## Given task
Omit the pictures and return every entry exactly as written.

## Records supplied

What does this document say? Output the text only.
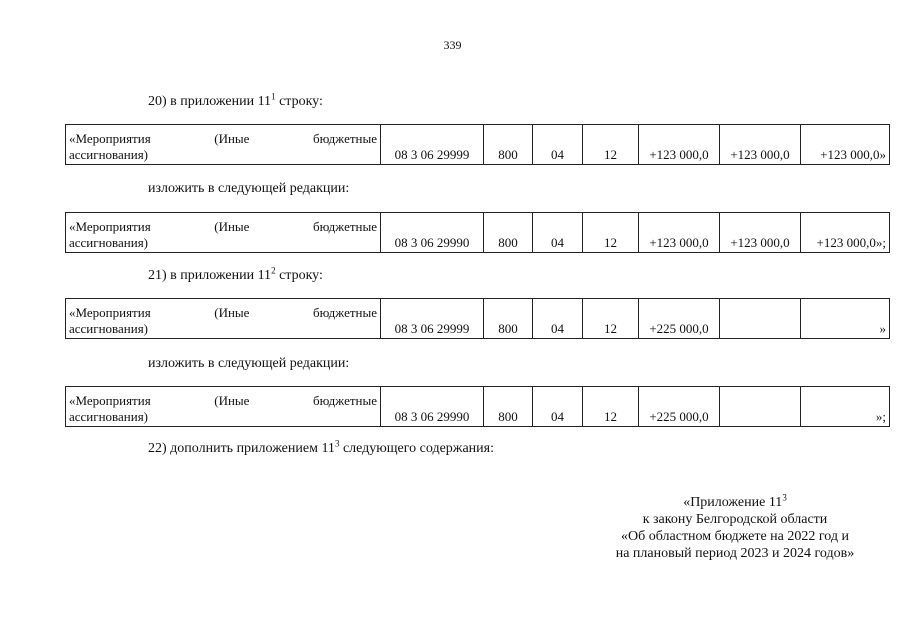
339
20) в приложении $11^1$ строку:
«Мероприятия	(Иные	бюджетные
ассигнования)	08 3 06 29999	800	04	12	+123 000,0	+123 000,0	+123 000,0»
изложить в следующей редакции:
«Мероприятия	(Иные	бюджетные
ассигнования)	08 3 06 29990	800	04	12	+123 000,0	+123 000,0	+123 000,0»;
21) в приложении $11^2$ строку:
«Мероприятия	(Иные	бюджетные
ассигнования)	08 3 06 29999	800	04	12	+225 000,0		»
изложить в следующей редакции:
«Мероприятия	(Иные	бюджетные
ассигнования)	08 3 06 29990	800	04	12	+225 000,0		»;
22) дополнить приложением $11^3$ следующего содержания:
«Приложение $11^3$
к закону Белгородской области
«Об областном бюджете на 2022 год и
на плановый период 2023 и 2024 годов»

## Final answer
What does this document say? Output the text only.
339
20) в приложении $11^1$ строку:
«Мероприятия	(Иные	бюджетные
ассигнования)	08 3 06 29999	800	04	12	+123 000,0	+123 000,0	+123 000,0»
изложить в следующей редакции:
«Мероприятия	(Иные	бюджетные
ассигнования)	08 3 06 29990	800	04	12	+123 000,0	+123 000,0	+123 000,0»;
21) в приложении $11^2$ строку:
«Мероприятия	(Иные	бюджетные
ассигнования)	08 3 06 29999	800	04	12	+225 000,0		»
изложить в следующей редакции:
«Мероприятия	(Иные	бюджетные
ассигнования)	08 3 06 29990	800	04	12	+225 000,0		»;
22) дополнить приложением $11^3$ следующего содержания:
«Приложение $11^3$
к закону Белгородской области
«Об областном бюджете на 2022 год и
на плановый период 2023 и 2024 годов»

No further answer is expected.